本文 ::
════
2021-02-24 | 尊氏周辺の「新しい女」たち
投稿者:鈴木小太郎 投稿日:2021年 2月24日(水)12時25分31秒

『足利氏と関東』についての他の不満に比べるとそれほどの不満でもないのですが、清水克行氏が「妾腹の二男坊」という表現を繰り返す点も、私にとってはプチ不満です。
リンク先の2014年6月18日付産経新聞記事は清水説を素直に要約したものになっていますが、タイトルがすごいですね。

-------
【夫婦の日本史】足利尊氏、政権取った「妾腹の次男坊」

 足利尊氏は、実に謎の多い人物である。後醍醐天皇の呼びかけに応じて鎌倉幕府を倒したものの、のちには天皇に背き、室町幕府を開いた。強気と弱気が交錯し、躁鬱気質の診断を下す歴史家もいるほどだ。
 だが最新の研究では、彼の言動を複雑なものにした最大の要因は、その出自と若き日の結婚問題にあったとする見方が提示されている。
【中略】
 「青年時代の尊氏については分からないことが多かった。若いころ苦悩の日々を送ったことが、のちに“武門の棟梁”と仰がれる、彼の器量の大きさと、行動の不可解さにつながったともいえるのではないか」
 関東の中世史に詳しい清水克行・明治大教授は話す。
 その後の尊氏と登子が、どのような夫婦生活を送ったかは、不思議なほどに伝わらない。しかし、登子は尊氏と死別後も京都で一門の中心にあり、孫の義満の成長を見届けて亡くなった。実家や北条一門を滅亡に追いやった夫のことを、どのようにみていたのだろうか。


「その後の尊氏と登子が、どのような夫婦生活を送ったかは、不思議なほどに伝わらない」とありますが、登子は暦応三年(1340)に二男の基氏を生んだりしていますから、「実家や北条一門を滅亡に追いやった夫」とそれなりに仲良く暮らしていたのでしょうね。
ま、それはともかく、鎌倉時代の「特権的支配層」(細川重男氏の用語)の中でも、嫡子の地位は別に血統で全てが決まる訳ではなくて、候補者の資質・才能も重要な判断材料ですね。
════
出典データ ::
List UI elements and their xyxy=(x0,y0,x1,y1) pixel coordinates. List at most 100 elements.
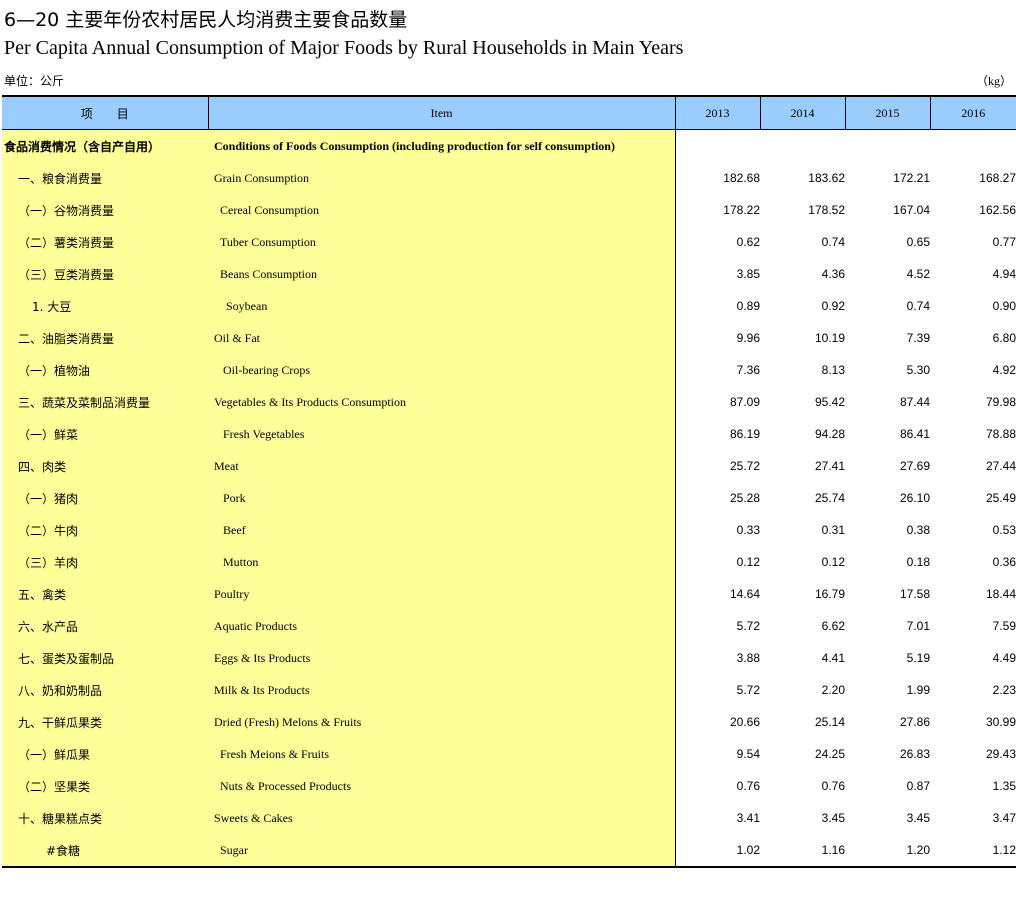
════
出題 :: 足利尊氏と登子をめぐる本文について、最後の文の後に続く部分を書いてください。

解答 ::
一番重要なのは「家」の存続ですから、たとえ正室の生んだ長男であっても、頭がそれほど良くなかったり体が虚弱だったりすれば、嫡子からはずれることは普通にあったはずです。
私もそうした事例を網羅的に挙げるほどの知識はありませんが、例えば高義の母である釈迦堂殿が後ろ盾にしたであろう異母兄(または弟)の金沢貞顕も、決して血統だけで嫡子になった人ではありません。
永井晋氏の『人物叢書 金沢貞顕』(吉川弘文館、2003)によれば、

-------
 金沢貞顕は、弘安元年(一二七八)に北条顕時と摂津国御家人遠藤為俊の娘(入殿〔いりどの〕)との間に誕生した(「遠藤系図」)。顕時は三十一歳、実時の嫡子として順調に昇進し、鎌倉幕府の評定衆を勤めていた。母方の遠藤氏は、摂津国と河内国にまたがる大江御厨を本領とした一族である。大江御厨には良港として知られた渡辺津(大阪府大阪市東区)があった。渡辺は「国衙の大渡」の辺りを意味すると考えられている(『新修大阪市史』)。遠藤氏は、この湊を管理する渡辺惣官を勤めていた。また、摂関家とのつながりも深く、為俊は摂家将軍九条頼経の時代に鎌倉に下り、幕府の奉行人を勤めた。金沢氏と遠藤氏とのつながりは、為俊が鎌倉に下向した後に生まれたものであろう。貞顕の同母兄弟には文永十年(一二七三)に誕生した兄甘縄顕実、生年未詳の兄式部大夫時雄(生年不詳~一三〇四)がいた。
【中略】
 北条顕時の正室は安達泰盛の娘で、顕時と正室との間には足利貞氏の正室となった女子(釈迦堂殿、生年不詳~一三三八)が知られるのみである。顕時の長子は、文永六年(一二六九)に誕生した顕弁である。顕弁の母は『金文』一四号に「弁公母儀」と見えるが、出自は明らかでない。他にも母未詳の兄左近大夫将監顕景(生年不詳~一三一七)、正宗寺本の北条系図にみえる式部大夫顕雄がいた。ただ、顕雄の名は正宗寺本にのみ見えるので、貞顕の周辺で式部大夫殿(唐名は李部)という場合は同母兄弟の時雄を指すと考えてよいだろう。
 北条顕時追善供養のために起草された諷誦文は、貞顕が三人の兄を超越して家督をついだと記している。貞顕は越後六郎を通称としたことから、五人の兄がいた可能性がある。現在確認されている貞顕の兄のうち、僧籍にあった顕弁を除く顕実・時雄・顕景の三人が超越の対象になったと考えてよいであろう。貞顕は、生まれながらの嫡子ではなかったのである。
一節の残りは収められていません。